§ Task to complete:
Give every line of the data again, unchanged, but with no pictures.

***

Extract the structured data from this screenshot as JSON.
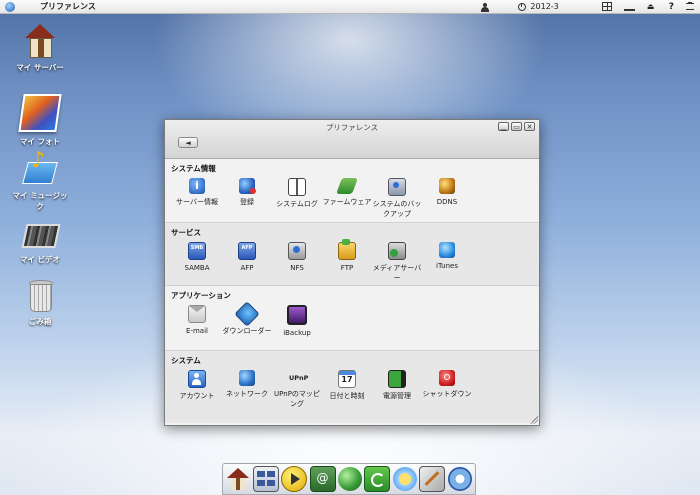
{
  "topbar": {
    "app_title": "プリファレンス",
    "clock_text": "2012-3",
    "icons": [
      "logo-icon",
      "user-icon",
      "clock-icon",
      "grid-icon",
      "tray-icon",
      "eject-icon",
      "help-icon",
      "menu-icon"
    ]
  },
  "desktop": [
    {
      "label": "マイ サーバー",
      "icon": "home-icon"
    },
    {
      "label": "マイ フォト",
      "icon": "photo-icon"
    },
    {
      "label": "マイ ミュージック",
      "icon": "music-icon"
    },
    {
      "label": "マイ ビデオ",
      "icon": "video-icon"
    },
    {
      "label": "ごみ箱",
      "icon": "trash-icon"
    }
  ],
  "window": {
    "title": "プリファレンス",
    "back_glyph": "◄",
    "controls": [
      "▁",
      "▭",
      "✕"
    ],
    "sections": [
      {
        "title": "システム情報",
        "items": [
          {
            "label": "サーバー情報",
            "icon": "info-icon"
          },
          {
            "label": "登録",
            "icon": "registration-icon"
          },
          {
            "label": "システムログ",
            "icon": "log-book-icon"
          },
          {
            "label": "ファームウェア",
            "icon": "firmware-icon"
          },
          {
            "label": "システムのバックアップ",
            "icon": "backup-icon"
          },
          {
            "label": "DDNS",
            "icon": "ddns-icon"
          }
        ]
      },
      {
        "title": "サービス",
        "items": [
          {
            "label": "SAMBA",
            "icon": "samba-icon",
            "badge": "SMB"
          },
          {
            "label": "AFP",
            "icon": "afp-icon",
            "badge": "AFP"
          },
          {
            "label": "NFS",
            "icon": "nfs-icon"
          },
          {
            "label": "FTP",
            "icon": "ftp-icon"
          },
          {
            "label": "メディアサーバー",
            "icon": "media-server-icon"
          },
          {
            "label": "iTunes",
            "icon": "itunes-icon"
          }
        ]
      },
      {
        "title": "アプリケーション",
        "items": [
          {
            "label": "E-mail",
            "icon": "email-icon"
          },
          {
            "label": "ダウンローダー",
            "icon": "downloader-icon"
          },
          {
            "label": "iBackup",
            "icon": "ibackup-icon"
          }
        ]
      },
      {
        "title": "システム",
        "items": [
          {
            "label": "アカウント",
            "icon": "account-icon"
          },
          {
            "label": "ネットワーク",
            "icon": "network-icon"
          },
          {
            "label": "UPnPのマッピング",
            "icon": "upnp-icon",
            "badge": "UPnP"
          },
          {
            "label": "日付と時刻",
            "icon": "calendar-icon",
            "badge": "17"
          },
          {
            "label": "電源管理",
            "icon": "power-icon"
          },
          {
            "label": "シャットダウン",
            "icon": "shutdown-icon"
          }
        ]
      }
    ]
  },
  "dock": [
    "home-icon",
    "viewer-icon",
    "play-icon",
    "contacts-icon",
    "globe-icon",
    "sync-icon",
    "weather-icon",
    "tools-icon",
    "settings-icon"
  ],
  "contacts_glyph": "@",
  "help_glyph": "?",
  "colors": {
    "sky_top": "#4f6fa3",
    "window_bg": "#f2f2f2",
    "section_alt": "#e7e7e7"
  }
}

***

§ The solution:
Extract the structured data from this screenshot as JSON.
{
  "topbar": {
    "app_title": "プリファレンス",
    "clock_text": "2012-3",
    "icons": [
      "logo-icon",
      "user-icon",
      "clock-icon",
      "grid-icon",
      "tray-icon",
      "eject-icon",
      "help-icon",
      "menu-icon"
    ]
  },
  "desktop": [
    {
      "label": "マイ サーバー",
      "icon": "home-icon"
    },
    {
      "label": "マイ フォト",
      "icon": "photo-icon"
    },
    {
      "label": "マイ ミュージック",
      "icon": "music-icon"
    },
    {
      "label": "マイ ビデオ",
      "icon": "video-icon"
    },
    {
      "label": "ごみ箱",
      "icon": "trash-icon"
    }
  ],
  "window": {
    "title": "プリファレンス",
    "back_glyph": "◄",
    "controls": [
      "▁",
      "▭",
      "✕"
    ],
    "sections": [
      {
        "title": "システム情報",
        "items": [
          {
            "label": "サーバー情報",
            "icon": "info-icon"
          },
          {
            "label": "登録",
            "icon": "registration-icon"
          },
          {
            "label": "システムログ",
            "icon": "log-book-icon"
          },
          {
            "label": "ファームウェア",
            "icon": "firmware-icon"
          },
          {
            "label": "システムのバックアップ",
            "icon": "backup-icon"
          },
          {
            "label": "DDNS",
            "icon": "ddns-icon"
          }
        ]
      },
      {
        "title": "サービス",
        "items": [
          {
            "label": "SAMBA",
            "icon": "samba-icon",
            "badge": "SMB"
          },
          {
            "label": "AFP",
            "icon": "afp-icon",
            "badge": "AFP"
          },
          {
            "label": "NFS",
            "icon": "nfs-icon"
          },
          {
            "label": "FTP",
            "icon": "ftp-icon"
          },
          {
            "label": "メディアサーバー",
            "icon": "media-server-icon"
          },
          {
            "label": "iTunes",
            "icon": "itunes-icon"
          }
        ]
      },
      {
        "title": "アプリケーション",
        "items": [
          {
            "label": "E-mail",
            "icon": "email-icon"
          },
          {
            "label": "ダウンローダー",
            "icon": "downloader-icon"
          },
          {
            "label": "iBackup",
            "icon": "ibackup-icon"
          }
        ]
      },
      {
        "title": "システム",
        "items": [
          {
            "label": "アカウント",
            "icon": "account-icon"
          },
          {
            "label": "ネットワーク",
            "icon": "network-icon"
          },
          {
            "label": "UPnPのマッピング",
            "icon": "upnp-icon",
            "badge": "UPnP"
          },
          {
            "label": "日付と時刻",
            "icon": "calendar-icon",
            "badge": "17"
          },
          {
            "label": "電源管理",
            "icon": "power-icon"
          },
          {
            "label": "シャットダウン",
            "icon": "shutdown-icon"
          }
        ]
      }
    ]
  },
  "dock": [
    "home-icon",
    "viewer-icon",
    "play-icon",
    "contacts-icon",
    "globe-icon",
    "sync-icon",
    "weather-icon",
    "tools-icon",
    "settings-icon"
  ],
  "contacts_glyph": "@",
  "help_glyph": "?",
  "colors": {
    "sky_top": "#4f6fa3",
    "window_bg": "#f2f2f2",
    "section_alt": "#e7e7e7"
  }
}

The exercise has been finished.